All of the lines below are to be printed again exactly; images are excluded from the output.

Records about charts and figures:
◆ ◆ ◆ ◆ ◆

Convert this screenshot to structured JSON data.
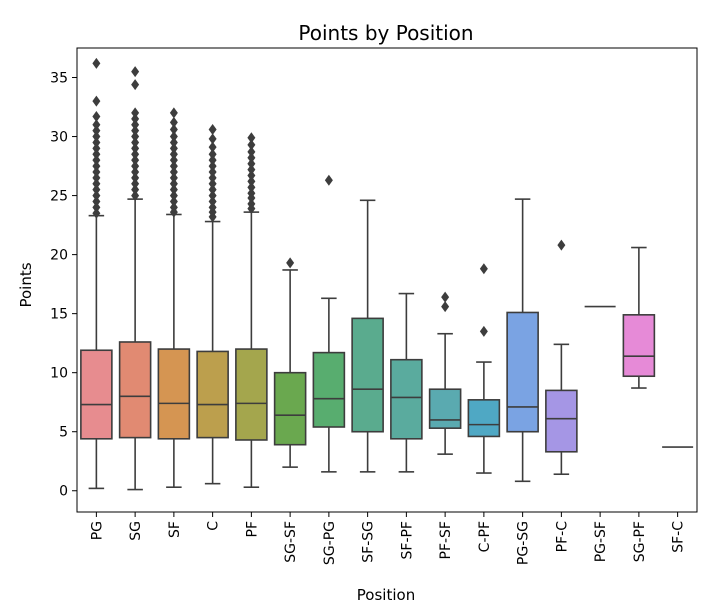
{
  "chart_data": {
    "type": "box",
    "title": "Points by Position",
    "xlabel": "Position",
    "ylabel": "Points",
    "ylim": [
      -1.8,
      37.5
    ],
    "yticks": [
      0,
      5,
      10,
      15,
      20,
      25,
      30,
      35
    ],
    "grid": false,
    "categories": [
      "PG",
      "SG",
      "SF",
      "C",
      "PF",
      "SG-SF",
      "SG-PG",
      "SF-SG",
      "SF-PF",
      "PF-SF",
      "C-PF",
      "PG-SG",
      "PF-C",
      "PG-SF",
      "SG-PF",
      "SF-C"
    ],
    "colors": [
      "#e78c8f",
      "#e18a72",
      "#d59552",
      "#bc9f4d",
      "#a4a64d",
      "#6aa84f",
      "#58ad6f",
      "#5aab8e",
      "#5aab9e",
      "#5aaab0",
      "#4fa8c4",
      "#7aa3e3",
      "#a596e5",
      "#c886e1",
      "#e68ad7",
      "#ea89b6"
    ],
    "boxes": [
      {
        "min": 0.2,
        "q1": 4.4,
        "median": 7.3,
        "q3": 11.9,
        "max": 23.3,
        "outliers": [
          23.5,
          24.0,
          24.5,
          25.0,
          25.5,
          26.0,
          26.5,
          27.0,
          27.5,
          28.0,
          28.5,
          29.0,
          29.5,
          30.0,
          30.5,
          31.0,
          31.7,
          33.0,
          36.2
        ]
      },
      {
        "min": 0.1,
        "q1": 4.5,
        "median": 8.0,
        "q3": 12.6,
        "max": 24.7,
        "outliers": [
          25.0,
          25.5,
          26.0,
          26.5,
          27.0,
          27.5,
          28.0,
          28.5,
          29.0,
          29.5,
          30.0,
          30.5,
          31.0,
          31.5,
          32.0,
          34.4,
          35.5
        ]
      },
      {
        "min": 0.3,
        "q1": 4.4,
        "median": 7.4,
        "q3": 12.0,
        "max": 23.4,
        "outliers": [
          23.6,
          24.0,
          24.5,
          25.0,
          25.5,
          26.0,
          26.5,
          27.0,
          27.5,
          28.0,
          28.5,
          29.0,
          29.5,
          30.0,
          30.6,
          31.2,
          32.0
        ]
      },
      {
        "min": 0.6,
        "q1": 4.5,
        "median": 7.3,
        "q3": 11.8,
        "max": 22.8,
        "outliers": [
          23.2,
          23.6,
          24.0,
          24.5,
          25.0,
          25.5,
          26.0,
          26.5,
          27.0,
          27.5,
          28.0,
          28.5,
          29.1,
          29.8,
          30.6
        ]
      },
      {
        "min": 0.3,
        "q1": 4.3,
        "median": 7.4,
        "q3": 12.0,
        "max": 23.6,
        "outliers": [
          23.9,
          24.3,
          24.8,
          25.2,
          25.7,
          26.2,
          26.7,
          27.2,
          27.7,
          28.2,
          28.7,
          29.3,
          29.9
        ]
      },
      {
        "min": 2.0,
        "q1": 3.9,
        "median": 6.4,
        "q3": 10.0,
        "max": 18.7,
        "outliers": [
          19.3
        ]
      },
      {
        "min": 1.6,
        "q1": 5.4,
        "median": 7.8,
        "q3": 11.7,
        "max": 16.3,
        "outliers": [
          26.3
        ]
      },
      {
        "min": 1.6,
        "q1": 5.0,
        "median": 8.6,
        "q3": 14.6,
        "max": 24.6,
        "outliers": []
      },
      {
        "min": 1.6,
        "q1": 4.4,
        "median": 7.9,
        "q3": 11.1,
        "max": 16.7,
        "outliers": []
      },
      {
        "min": 3.1,
        "q1": 5.3,
        "median": 6.0,
        "q3": 8.6,
        "max": 13.3,
        "outliers": [
          15.6,
          16.4
        ]
      },
      {
        "min": 1.5,
        "q1": 4.6,
        "median": 5.6,
        "q3": 7.7,
        "max": 10.9,
        "outliers": [
          13.5,
          18.8
        ]
      },
      {
        "min": 0.8,
        "q1": 5.0,
        "median": 7.1,
        "q3": 15.1,
        "max": 24.7,
        "outliers": []
      },
      {
        "min": 1.4,
        "q1": 3.3,
        "median": 6.1,
        "q3": 8.5,
        "max": 12.4,
        "outliers": [
          20.8
        ]
      },
      {
        "min": 15.6,
        "q1": 15.6,
        "median": 15.6,
        "q3": 15.6,
        "max": 15.6,
        "outliers": []
      },
      {
        "min": 8.7,
        "q1": 9.7,
        "median": 11.4,
        "q3": 14.9,
        "max": 20.6,
        "outliers": []
      },
      {
        "min": 3.7,
        "q1": 3.7,
        "median": 3.7,
        "q3": 3.7,
        "max": 3.7,
        "outliers": []
      }
    ]
  }
}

◆ ◆ ◆ ◆ ◆

**Solution to the problem:**
Convert this screenshot to structured JSON data.
{
  "chart_data": {
    "type": "box",
    "title": "Points by Position",
    "xlabel": "Position",
    "ylabel": "Points",
    "ylim": [
      -1.8,
      37.5
    ],
    "yticks": [
      0,
      5,
      10,
      15,
      20,
      25,
      30,
      35
    ],
    "grid": false,
    "categories": [
      "PG",
      "SG",
      "SF",
      "C",
      "PF",
      "SG-SF",
      "SG-PG",
      "SF-SG",
      "SF-PF",
      "PF-SF",
      "C-PF",
      "PG-SG",
      "PF-C",
      "PG-SF",
      "SG-PF",
      "SF-C"
    ],
    "colors": [
      "#e78c8f",
      "#e18a72",
      "#d59552",
      "#bc9f4d",
      "#a4a64d",
      "#6aa84f",
      "#58ad6f",
      "#5aab8e",
      "#5aab9e",
      "#5aaab0",
      "#4fa8c4",
      "#7aa3e3",
      "#a596e5",
      "#c886e1",
      "#e68ad7",
      "#ea89b6"
    ],
    "boxes": [
      {
        "min": 0.2,
        "q1": 4.4,
        "median": 7.3,
        "q3": 11.9,
        "max": 23.3,
        "outliers": [
          23.5,
          24.0,
          24.5,
          25.0,
          25.5,
          26.0,
          26.5,
          27.0,
          27.5,
          28.0,
          28.5,
          29.0,
          29.5,
          30.0,
          30.5,
          31.0,
          31.7,
          33.0,
          36.2
        ]
      },
      {
        "min": 0.1,
        "q1": 4.5,
        "median": 8.0,
        "q3": 12.6,
        "max": 24.7,
        "outliers": [
          25.0,
          25.5,
          26.0,
          26.5,
          27.0,
          27.5,
          28.0,
          28.5,
          29.0,
          29.5,
          30.0,
          30.5,
          31.0,
          31.5,
          32.0,
          34.4,
          35.5
        ]
      },
      {
        "min": 0.3,
        "q1": 4.4,
        "median": 7.4,
        "q3": 12.0,
        "max": 23.4,
        "outliers": [
          23.6,
          24.0,
          24.5,
          25.0,
          25.5,
          26.0,
          26.5,
          27.0,
          27.5,
          28.0,
          28.5,
          29.0,
          29.5,
          30.0,
          30.6,
          31.2,
          32.0
        ]
      },
      {
        "min": 0.6,
        "q1": 4.5,
        "median": 7.3,
        "q3": 11.8,
        "max": 22.8,
        "outliers": [
          23.2,
          23.6,
          24.0,
          24.5,
          25.0,
          25.5,
          26.0,
          26.5,
          27.0,
          27.5,
          28.0,
          28.5,
          29.1,
          29.8,
          30.6
        ]
      },
      {
        "min": 0.3,
        "q1": 4.3,
        "median": 7.4,
        "q3": 12.0,
        "max": 23.6,
        "outliers": [
          23.9,
          24.3,
          24.8,
          25.2,
          25.7,
          26.2,
          26.7,
          27.2,
          27.7,
          28.2,
          28.7,
          29.3,
          29.9
        ]
      },
      {
        "min": 2.0,
        "q1": 3.9,
        "median": 6.4,
        "q3": 10.0,
        "max": 18.7,
        "outliers": [
          19.3
        ]
      },
      {
        "min": 1.6,
        "q1": 5.4,
        "median": 7.8,
        "q3": 11.7,
        "max": 16.3,
        "outliers": [
          26.3
        ]
      },
      {
        "min": 1.6,
        "q1": 5.0,
        "median": 8.6,
        "q3": 14.6,
        "max": 24.6,
        "outliers": []
      },
      {
        "min": 1.6,
        "q1": 4.4,
        "median": 7.9,
        "q3": 11.1,
        "max": 16.7,
        "outliers": []
      },
      {
        "min": 3.1,
        "q1": 5.3,
        "median": 6.0,
        "q3": 8.6,
        "max": 13.3,
        "outliers": [
          15.6,
          16.4
        ]
      },
      {
        "min": 1.5,
        "q1": 4.6,
        "median": 5.6,
        "q3": 7.7,
        "max": 10.9,
        "outliers": [
          13.5,
          18.8
        ]
      },
      {
        "min": 0.8,
        "q1": 5.0,
        "median": 7.1,
        "q3": 15.1,
        "max": 24.7,
        "outliers": []
      },
      {
        "min": 1.4,
        "q1": 3.3,
        "median": 6.1,
        "q3": 8.5,
        "max": 12.4,
        "outliers": [
          20.8
        ]
      },
      {
        "min": 15.6,
        "q1": 15.6,
        "median": 15.6,
        "q3": 15.6,
        "max": 15.6,
        "outliers": []
      },
      {
        "min": 8.7,
        "q1": 9.7,
        "median": 11.4,
        "q3": 14.9,
        "max": 20.6,
        "outliers": []
      },
      {
        "min": 3.7,
        "q1": 3.7,
        "median": 3.7,
        "q3": 3.7,
        "max": 3.7,
        "outliers": []
      }
    ]
  }
}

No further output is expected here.